### Problem requirements
Pictures aside, repeat every entry exactly.

### Working data
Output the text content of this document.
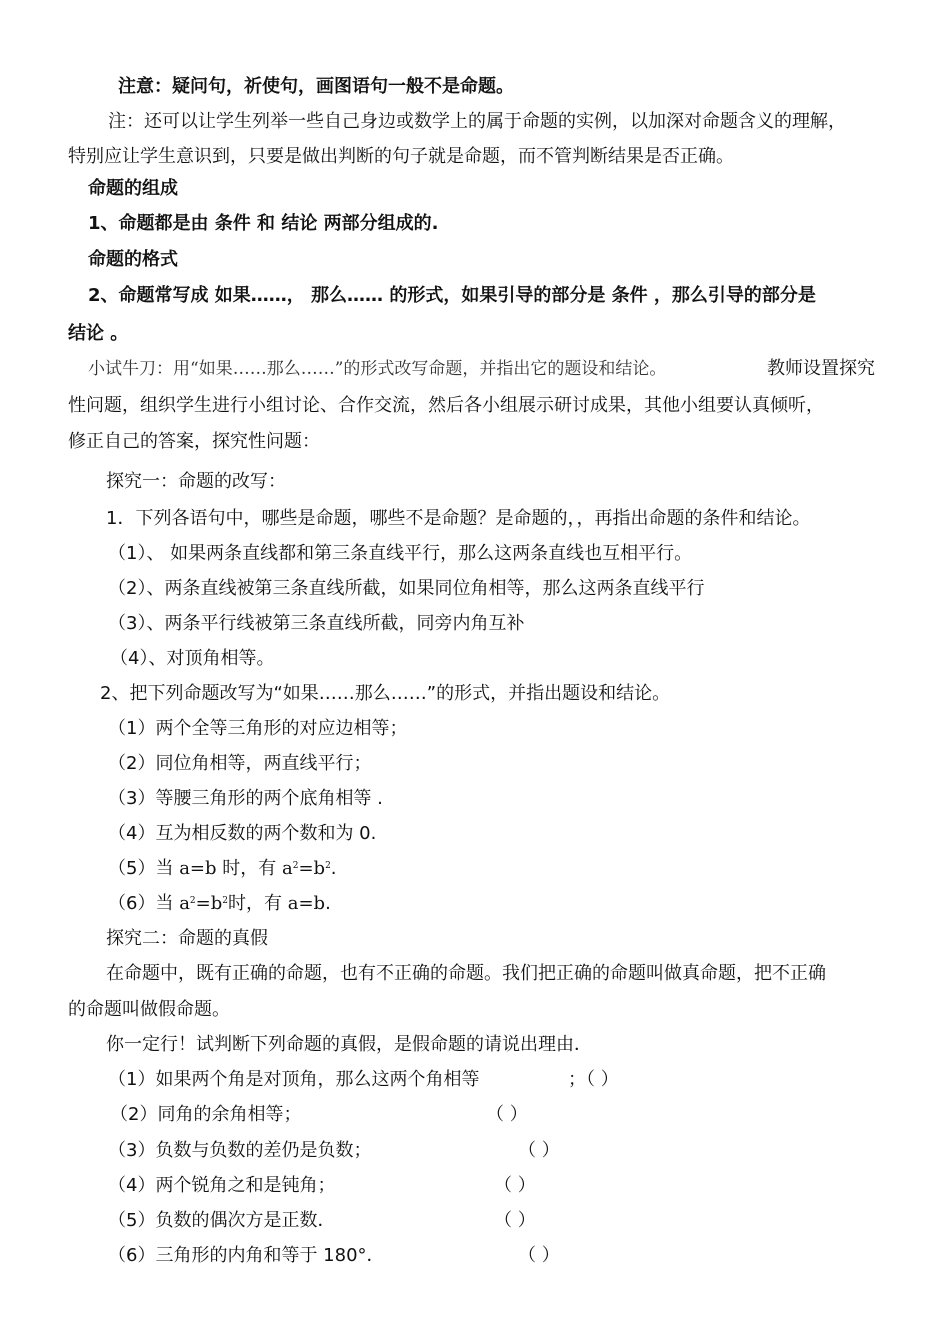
注意：疑问句，祈使句，画图语句一般不是命题。
注：还可以让学生列举一些自己身边或数学上的属于命题的实例，以加深对命题含义的理解，
特别应让学生意识到，只要是做出判断的句子就是命题，而不管判断结果是否正确。
命题的组成
1、命题都是由 条件 和 结论 两部分组成的.
命题的格式
2、命题常写成 如果……， 那么…… 的形式，如果引导的部分是 条件 ，那么引导的部分是
结论 。
小试牛刀：用“如果……那么……”的形式改写命题，并指出它的题设和结论。	教师设置探究
性问题，组织学生进行小组讨论、合作交流，然后各小组展示研讨成果，其他小组要认真倾听，
修正自己的答案，探究性问题：
探究一：命题的改写：
1．下列各语句中，哪些是命题，哪些不是命题？是命题的，，再指出命题的条件和结论。
（1）、 如果两条直线都和第三条直线平行，那么这两条直线也互相平行。
（2）、两条直线被第三条直线所截，如果同位角相等，那么这两条直线平行
（3）、两条平行线被第三条直线所截，同旁内角互补
（4）、对顶角相等。
2、把下列命题改写为“如果……那么……”的形式，并指出题设和结论。
（1）两个全等三角形的对应边相等；
（2）同位角相等，两直线平行；
（3）等腰三角形的两个底角相等 .
（4）互为相反数的两个数和为 0.
（5）当 a=b 时，有 $a^2=b^2$.
（6）当 $a^2=b^2$时，有 a=b.
探究二：命题的真假
在命题中，既有正确的命题，也有不正确的命题。我们把正确的命题叫做真命题，把不正确
的命题叫做假命题。
你一定行！试判断下列命题的真假，是假命题的请说出理由．
（1）如果两个角是对顶角，那么这两个角相等	；（ ）
（2）同角的余角相等；	（ ）
（3）负数与负数的差仍是负数；	（ ）
（4）两个锐角之和是钝角；	（ ）
（5）负数的偶次方是正数．	（ ）
（6）三角形的内角和等于 180°．	（ ）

### Exercise answer
Output the text content of this document.
注意：疑问句，祈使句，画图语句一般不是命题。
注：还可以让学生列举一些自己身边或数学上的属于命题的实例，以加深对命题含义的理解，
特别应让学生意识到，只要是做出判断的句子就是命题，而不管判断结果是否正确。
命题的组成
1、命题都是由 条件 和 结论 两部分组成的.
命题的格式
2、命题常写成 如果……， 那么…… 的形式，如果引导的部分是 条件 ，那么引导的部分是
结论 。
小试牛刀：用“如果……那么……”的形式改写命题，并指出它的题设和结论。	教师设置探究
性问题，组织学生进行小组讨论、合作交流，然后各小组展示研讨成果，其他小组要认真倾听，
修正自己的答案，探究性问题：
探究一：命题的改写：
1．下列各语句中，哪些是命题，哪些不是命题？是命题的，，再指出命题的条件和结论。
（1）、 如果两条直线都和第三条直线平行，那么这两条直线也互相平行。
（2）、两条直线被第三条直线所截，如果同位角相等，那么这两条直线平行
（3）、两条平行线被第三条直线所截，同旁内角互补
（4）、对顶角相等。
2、把下列命题改写为“如果……那么……”的形式，并指出题设和结论。
（1）两个全等三角形的对应边相等；
（2）同位角相等，两直线平行；
（3）等腰三角形的两个底角相等 .
（4）互为相反数的两个数和为 0.
（5）当 a=b 时，有 $a^2=b^2$.
（6）当 $a^2=b^2$时，有 a=b.
探究二：命题的真假
在命题中，既有正确的命题，也有不正确的命题。我们把正确的命题叫做真命题，把不正确
的命题叫做假命题。
你一定行！试判断下列命题的真假，是假命题的请说出理由．
（1）如果两个角是对顶角，那么这两个角相等	；（ ）
（2）同角的余角相等；	（ ）
（3）负数与负数的差仍是负数；	（ ）
（4）两个锐角之和是钝角；	（ ）
（5）负数的偶次方是正数．	（ ）
（6）三角形的内角和等于 180°．	（ ）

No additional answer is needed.